**Problem requirements**
Select and copy out every line in the records containing "Settings".

**Exercise data**
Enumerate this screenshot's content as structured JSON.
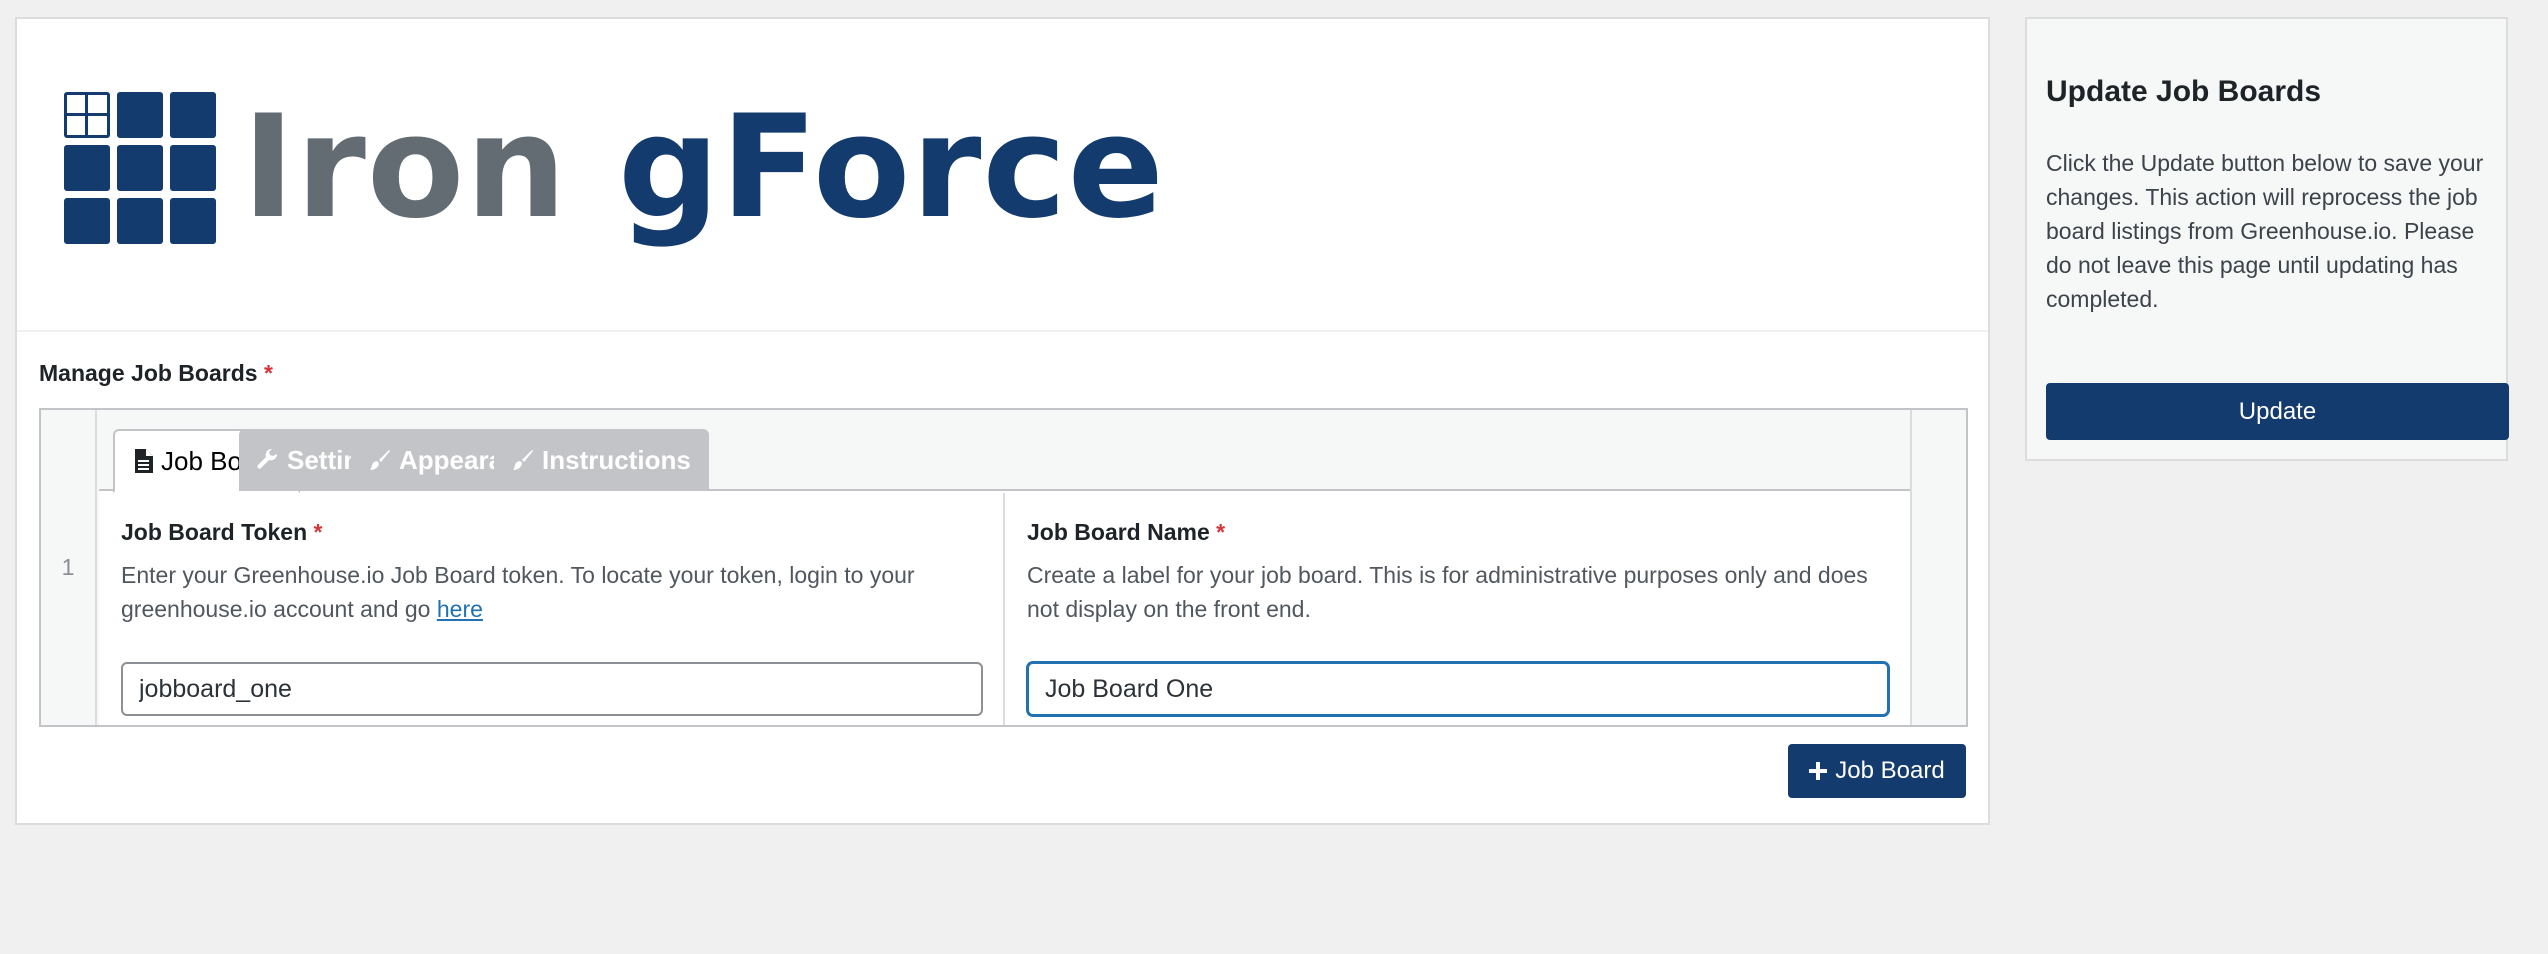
{
  "logo": {
    "part1": "Iron ",
    "part2": "gForce"
  },
  "section": {
    "label": "Manage Job Boards",
    "required": "*"
  },
  "repeater": {
    "row_number": "1",
    "tabs": [
      {
        "label": "Job Board",
        "icon": "document-icon",
        "active": true
      },
      {
        "label": "Settings",
        "icon": "wrench-icon",
        "active": false
      },
      {
        "label": "Appearance",
        "icon": "paintbrush-icon",
        "active": false
      },
      {
        "label": "Instructions",
        "icon": "paintbrush-icon",
        "active": false
      }
    ],
    "token_field": {
      "label": "Job Board Token",
      "required": "*",
      "desc": "Enter your Greenhouse.io Job Board token. To locate your token, login to your greenhouse.io account and go ",
      "link": "here",
      "value": "jobboard_one"
    },
    "name_field": {
      "label": "Job Board Name",
      "required": "*",
      "desc": "Create a label for your job board. This is for administrative purposes only and does not display on the front end.",
      "value": "Job Board One"
    }
  },
  "add_button": {
    "icon": "plus-icon",
    "label": "Job Board"
  },
  "sidebar": {
    "title": "Update Job Boards",
    "text": "Click the Update button below to save your changes. This action will reprocess the job board listings from Greenhouse.io. Please do not leave this page until updating has completed.",
    "button": "Update"
  },
  "colors": {
    "brand": "#143b6e",
    "logo_gray": "#636b73",
    "required": "#d63638",
    "link": "#2271b1"
  }
}
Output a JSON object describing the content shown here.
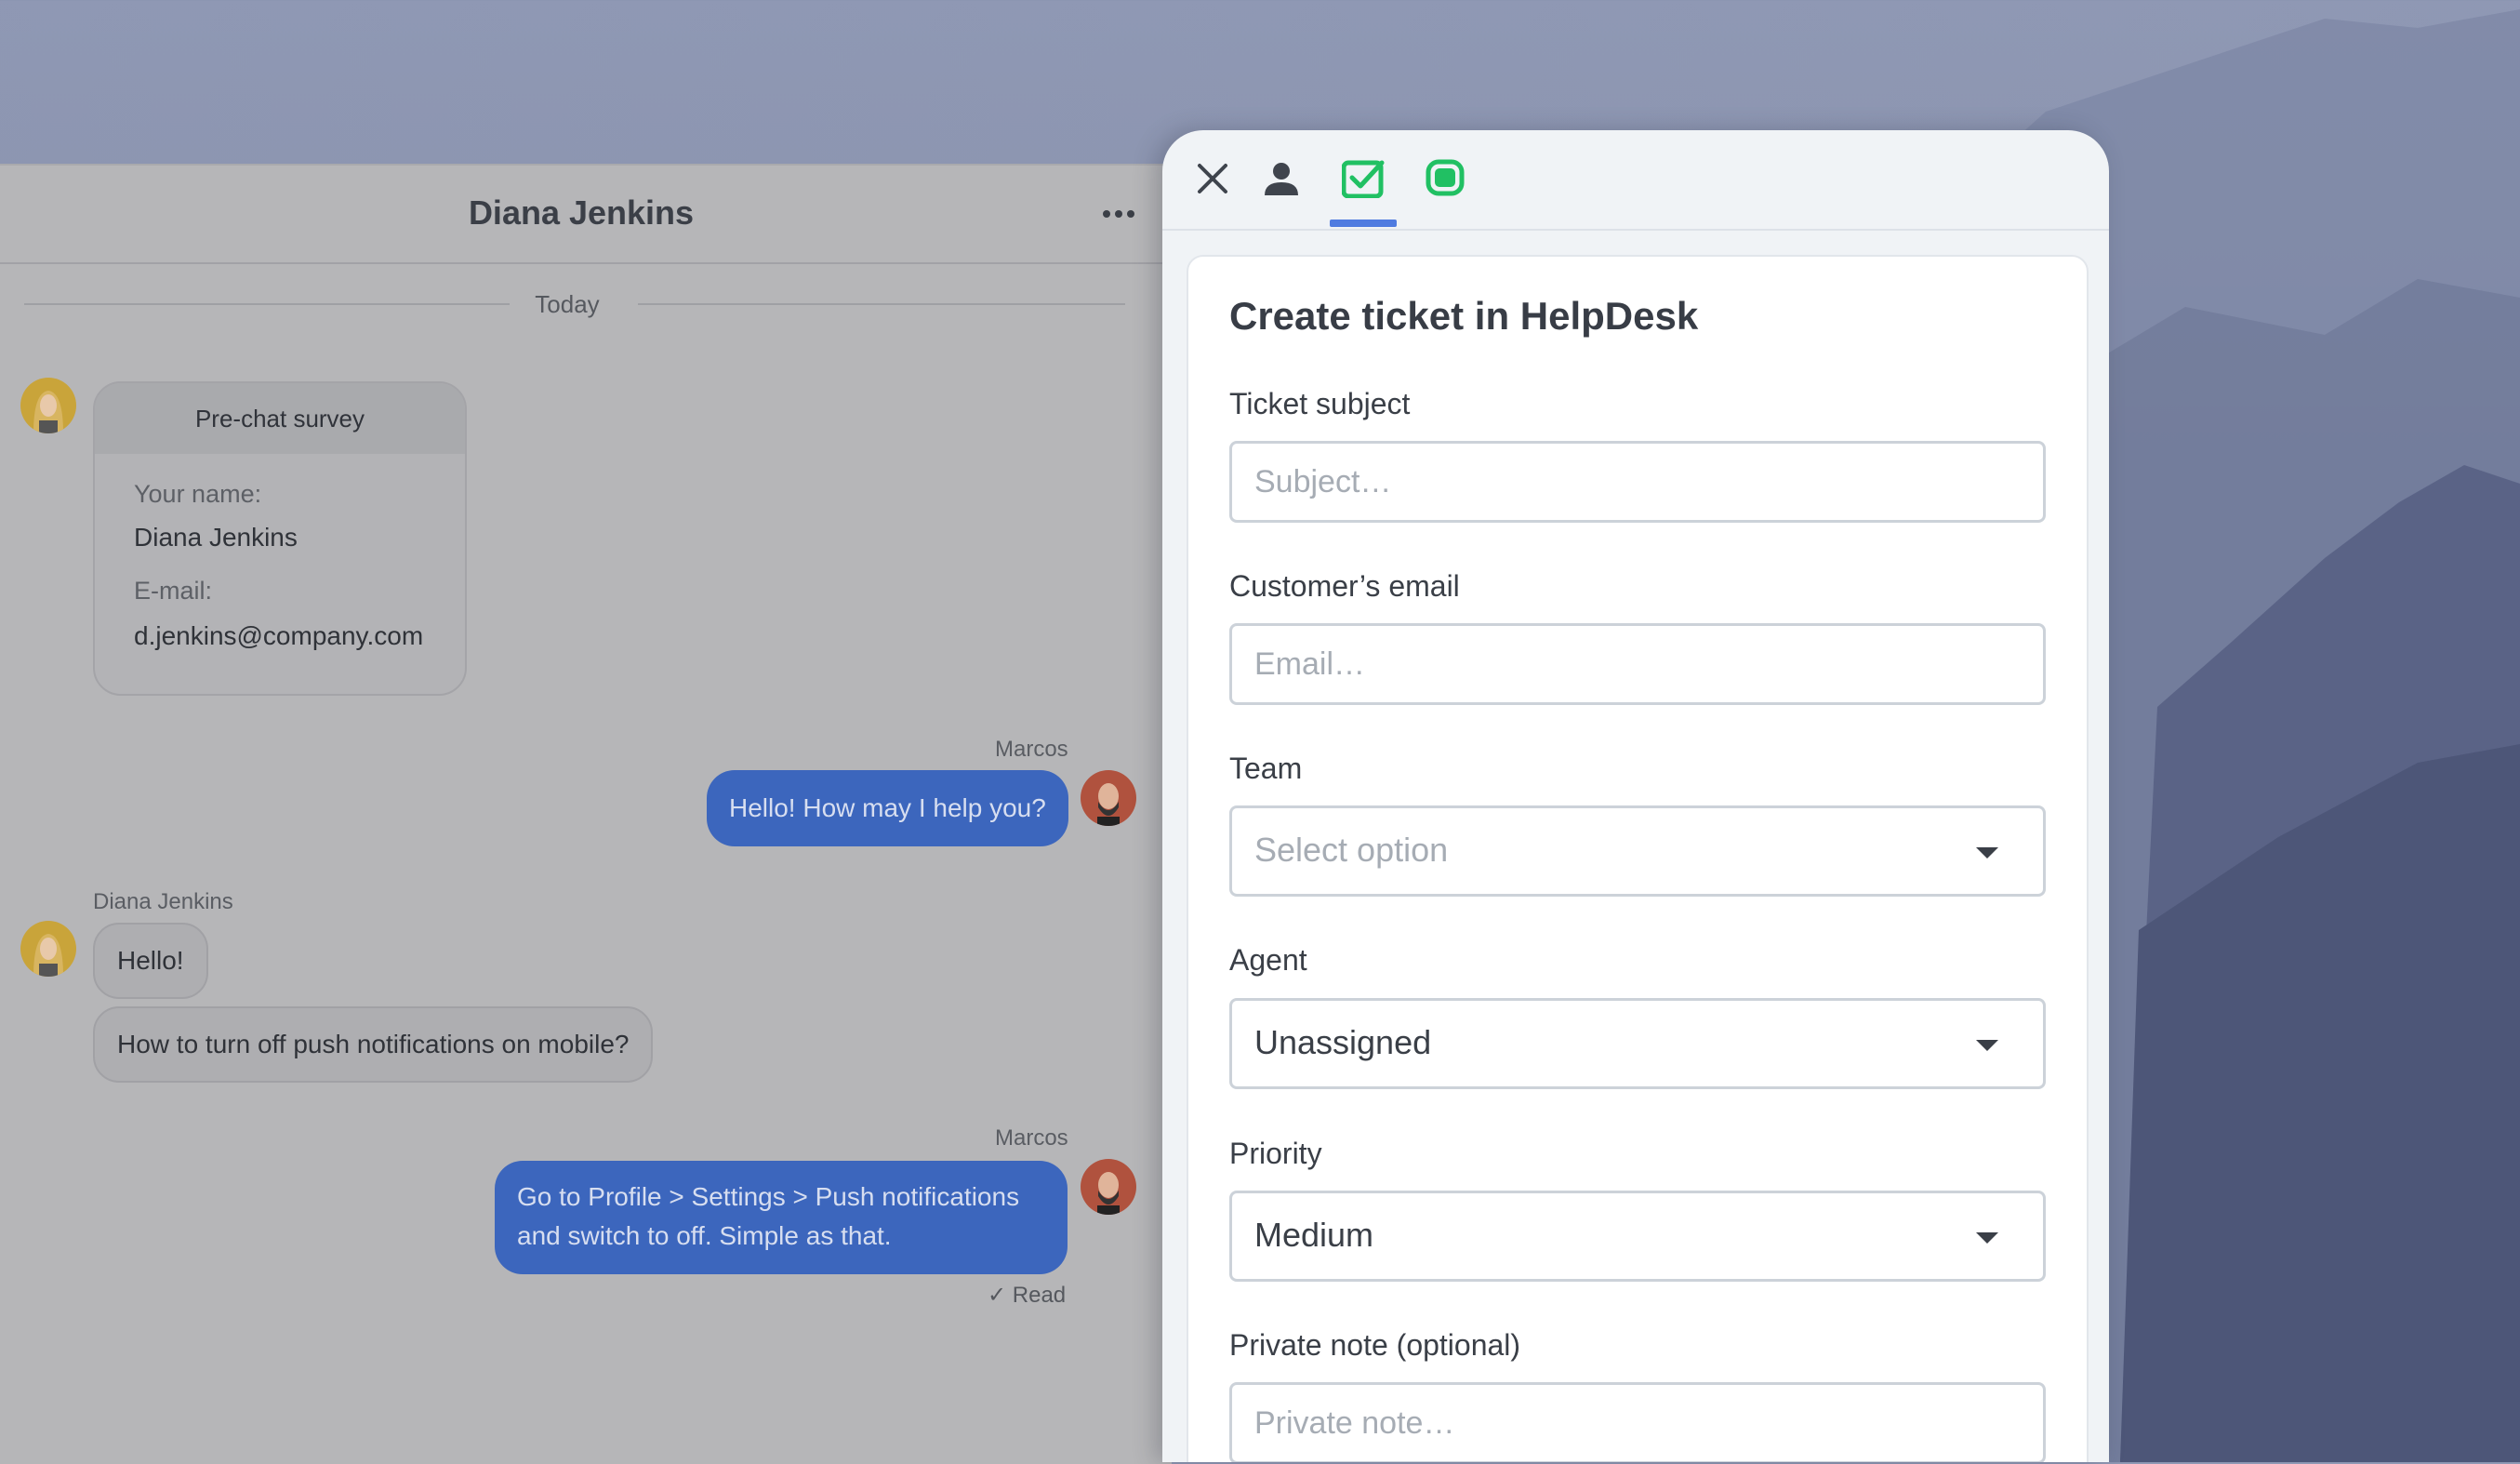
{
  "chat": {
    "title": "Diana Jenkins",
    "date_divider": "Today",
    "survey": {
      "title": "Pre-chat survey",
      "name_label": "Your name:",
      "name_value": "Diana Jenkins",
      "email_label": "E-mail:",
      "email_value": "d.jenkins@company.com"
    },
    "messages": [
      {
        "sender": "Marcos",
        "text": "Hello! How may I help you?"
      },
      {
        "sender": "Diana Jenkins",
        "text": "Hello!"
      },
      {
        "text": "How to turn off push notifications on mobile?"
      },
      {
        "sender": "Marcos",
        "line1": "Go to Profile > Settings > Push notifications",
        "line2": "and switch to off. Simple as that."
      }
    ],
    "read_status": "Read"
  },
  "panel": {
    "toolbar": {
      "icons": [
        "close-icon",
        "person-icon",
        "ticket-check-icon",
        "chat-bubble-icon"
      ],
      "active_color": "#21c063",
      "indicator_color": "#4f7be0"
    },
    "form": {
      "title": "Create ticket in HelpDesk",
      "subject_label": "Ticket subject",
      "subject_placeholder": "Subject…",
      "email_label": "Customer’s email",
      "email_placeholder": "Email…",
      "team_label": "Team",
      "team_value": "Select option",
      "agent_label": "Agent",
      "agent_value": "Unassigned",
      "priority_label": "Priority",
      "priority_value": "Medium",
      "note_label": "Private note (optional)",
      "note_placeholder": "Private note…"
    }
  }
}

**Answer to this problem**
        "label": "Settings",
        "line1": "Go to Profile > Settings > Push notifications",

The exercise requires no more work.